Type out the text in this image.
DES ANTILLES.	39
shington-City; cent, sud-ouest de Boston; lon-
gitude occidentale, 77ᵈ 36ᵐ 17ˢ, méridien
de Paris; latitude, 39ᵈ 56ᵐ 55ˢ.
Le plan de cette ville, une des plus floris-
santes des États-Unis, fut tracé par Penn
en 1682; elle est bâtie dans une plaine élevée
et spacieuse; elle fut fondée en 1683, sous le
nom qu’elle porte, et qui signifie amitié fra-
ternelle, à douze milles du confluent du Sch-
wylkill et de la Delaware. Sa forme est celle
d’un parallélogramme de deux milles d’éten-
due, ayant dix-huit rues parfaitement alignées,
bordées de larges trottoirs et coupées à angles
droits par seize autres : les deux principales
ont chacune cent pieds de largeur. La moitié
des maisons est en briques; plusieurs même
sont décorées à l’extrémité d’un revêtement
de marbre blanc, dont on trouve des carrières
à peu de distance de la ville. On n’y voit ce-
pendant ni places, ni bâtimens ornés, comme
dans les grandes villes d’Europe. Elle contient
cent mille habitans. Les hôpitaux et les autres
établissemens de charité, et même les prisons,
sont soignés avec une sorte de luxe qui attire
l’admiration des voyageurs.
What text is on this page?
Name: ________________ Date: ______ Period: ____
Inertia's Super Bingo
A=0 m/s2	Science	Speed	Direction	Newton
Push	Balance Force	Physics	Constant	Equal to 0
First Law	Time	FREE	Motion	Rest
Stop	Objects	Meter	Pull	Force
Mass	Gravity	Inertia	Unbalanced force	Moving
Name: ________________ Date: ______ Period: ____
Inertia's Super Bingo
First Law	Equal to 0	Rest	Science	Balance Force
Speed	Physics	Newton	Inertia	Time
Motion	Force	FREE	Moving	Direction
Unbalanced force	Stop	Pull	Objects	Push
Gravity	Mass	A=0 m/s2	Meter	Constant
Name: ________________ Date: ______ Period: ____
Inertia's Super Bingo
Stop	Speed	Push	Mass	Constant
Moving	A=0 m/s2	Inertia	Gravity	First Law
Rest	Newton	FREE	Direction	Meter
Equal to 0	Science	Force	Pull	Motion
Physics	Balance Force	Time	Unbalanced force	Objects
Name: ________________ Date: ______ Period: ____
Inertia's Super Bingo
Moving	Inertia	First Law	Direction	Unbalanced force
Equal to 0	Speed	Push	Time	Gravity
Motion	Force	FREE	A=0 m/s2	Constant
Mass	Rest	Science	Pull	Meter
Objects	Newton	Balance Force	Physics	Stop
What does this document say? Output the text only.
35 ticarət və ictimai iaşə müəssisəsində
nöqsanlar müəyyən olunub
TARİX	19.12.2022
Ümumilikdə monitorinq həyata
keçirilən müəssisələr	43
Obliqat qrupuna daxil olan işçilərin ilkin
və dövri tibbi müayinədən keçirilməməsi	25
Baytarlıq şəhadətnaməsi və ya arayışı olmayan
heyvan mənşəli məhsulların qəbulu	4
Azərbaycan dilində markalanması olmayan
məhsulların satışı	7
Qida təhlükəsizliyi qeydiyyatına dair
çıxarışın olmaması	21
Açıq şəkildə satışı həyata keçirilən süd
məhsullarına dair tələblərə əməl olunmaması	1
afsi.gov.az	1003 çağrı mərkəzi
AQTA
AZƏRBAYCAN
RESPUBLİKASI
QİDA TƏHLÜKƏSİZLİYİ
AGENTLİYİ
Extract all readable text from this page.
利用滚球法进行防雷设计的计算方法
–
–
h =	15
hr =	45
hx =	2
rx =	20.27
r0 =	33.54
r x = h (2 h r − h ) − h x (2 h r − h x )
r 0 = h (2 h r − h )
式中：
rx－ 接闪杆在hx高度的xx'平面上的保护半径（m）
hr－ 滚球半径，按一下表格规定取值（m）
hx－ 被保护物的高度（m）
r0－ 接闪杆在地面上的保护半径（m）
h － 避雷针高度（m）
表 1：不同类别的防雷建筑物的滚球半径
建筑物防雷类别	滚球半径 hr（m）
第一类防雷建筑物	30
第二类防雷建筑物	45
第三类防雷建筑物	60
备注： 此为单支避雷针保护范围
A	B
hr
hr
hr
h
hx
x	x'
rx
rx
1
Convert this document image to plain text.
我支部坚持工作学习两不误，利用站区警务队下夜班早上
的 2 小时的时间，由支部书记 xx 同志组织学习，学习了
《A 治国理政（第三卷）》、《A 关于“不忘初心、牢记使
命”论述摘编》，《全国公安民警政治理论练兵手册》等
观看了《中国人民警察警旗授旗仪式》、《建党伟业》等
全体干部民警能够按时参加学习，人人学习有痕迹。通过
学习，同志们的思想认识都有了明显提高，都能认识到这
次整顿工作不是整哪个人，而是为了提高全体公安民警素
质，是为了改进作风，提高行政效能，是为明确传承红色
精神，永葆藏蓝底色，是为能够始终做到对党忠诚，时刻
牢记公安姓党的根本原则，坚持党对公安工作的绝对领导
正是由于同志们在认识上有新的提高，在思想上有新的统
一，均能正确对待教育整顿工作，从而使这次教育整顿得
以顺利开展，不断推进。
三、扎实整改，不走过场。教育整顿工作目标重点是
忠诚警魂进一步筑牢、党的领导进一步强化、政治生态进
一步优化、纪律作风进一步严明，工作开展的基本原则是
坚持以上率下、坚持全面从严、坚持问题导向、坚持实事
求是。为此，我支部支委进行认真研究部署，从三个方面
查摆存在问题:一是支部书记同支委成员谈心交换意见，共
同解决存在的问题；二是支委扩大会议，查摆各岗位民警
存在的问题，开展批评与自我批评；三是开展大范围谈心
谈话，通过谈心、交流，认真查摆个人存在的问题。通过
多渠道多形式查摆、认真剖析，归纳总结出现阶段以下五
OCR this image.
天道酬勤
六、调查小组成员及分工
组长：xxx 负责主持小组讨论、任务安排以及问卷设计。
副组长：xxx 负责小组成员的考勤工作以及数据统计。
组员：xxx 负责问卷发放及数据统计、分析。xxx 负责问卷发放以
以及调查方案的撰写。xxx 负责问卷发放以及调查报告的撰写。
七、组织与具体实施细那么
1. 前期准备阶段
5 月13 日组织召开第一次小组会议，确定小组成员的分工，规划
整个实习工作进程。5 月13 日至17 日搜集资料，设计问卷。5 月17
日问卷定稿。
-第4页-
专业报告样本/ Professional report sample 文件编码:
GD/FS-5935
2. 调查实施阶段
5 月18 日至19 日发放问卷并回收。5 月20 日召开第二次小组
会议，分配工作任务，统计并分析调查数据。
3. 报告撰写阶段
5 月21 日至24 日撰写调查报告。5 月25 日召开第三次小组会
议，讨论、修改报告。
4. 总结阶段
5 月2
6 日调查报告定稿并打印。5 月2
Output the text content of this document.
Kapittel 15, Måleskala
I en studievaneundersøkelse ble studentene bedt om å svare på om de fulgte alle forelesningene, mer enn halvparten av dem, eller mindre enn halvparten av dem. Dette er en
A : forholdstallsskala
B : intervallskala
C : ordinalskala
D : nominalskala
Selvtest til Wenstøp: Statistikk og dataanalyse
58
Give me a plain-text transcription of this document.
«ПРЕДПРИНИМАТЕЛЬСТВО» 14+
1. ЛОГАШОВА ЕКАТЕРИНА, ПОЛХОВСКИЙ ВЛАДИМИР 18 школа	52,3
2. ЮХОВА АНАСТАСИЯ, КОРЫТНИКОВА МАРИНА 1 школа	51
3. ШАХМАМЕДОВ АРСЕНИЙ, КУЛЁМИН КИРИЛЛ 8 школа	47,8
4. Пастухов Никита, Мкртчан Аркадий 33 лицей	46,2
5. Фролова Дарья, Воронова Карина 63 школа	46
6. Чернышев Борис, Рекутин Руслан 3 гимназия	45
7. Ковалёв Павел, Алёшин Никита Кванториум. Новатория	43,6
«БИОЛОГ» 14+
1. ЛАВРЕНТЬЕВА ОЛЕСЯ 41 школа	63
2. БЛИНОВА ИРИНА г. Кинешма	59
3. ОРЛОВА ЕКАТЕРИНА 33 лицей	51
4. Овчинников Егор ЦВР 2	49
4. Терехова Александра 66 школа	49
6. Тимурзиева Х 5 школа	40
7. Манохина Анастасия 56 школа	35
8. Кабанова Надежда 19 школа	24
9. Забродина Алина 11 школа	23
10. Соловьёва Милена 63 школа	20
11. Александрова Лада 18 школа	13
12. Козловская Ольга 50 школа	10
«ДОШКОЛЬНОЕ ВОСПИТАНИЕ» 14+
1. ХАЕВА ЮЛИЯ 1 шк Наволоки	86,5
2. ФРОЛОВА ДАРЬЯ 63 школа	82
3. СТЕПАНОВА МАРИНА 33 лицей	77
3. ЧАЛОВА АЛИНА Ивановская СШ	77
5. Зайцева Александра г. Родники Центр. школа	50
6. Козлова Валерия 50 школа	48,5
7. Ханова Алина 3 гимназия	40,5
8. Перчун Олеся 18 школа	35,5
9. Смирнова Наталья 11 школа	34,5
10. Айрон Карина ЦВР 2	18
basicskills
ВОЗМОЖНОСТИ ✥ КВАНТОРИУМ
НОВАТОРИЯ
++++++++++++++++++++
** Short problem **
Which lines above hold the word "dans"? Copy each of them.

** Reply to the exercise **
en 1682; elle est bâtie dans une plaine élevée
dans les grandes villes d’Europe. Elle contient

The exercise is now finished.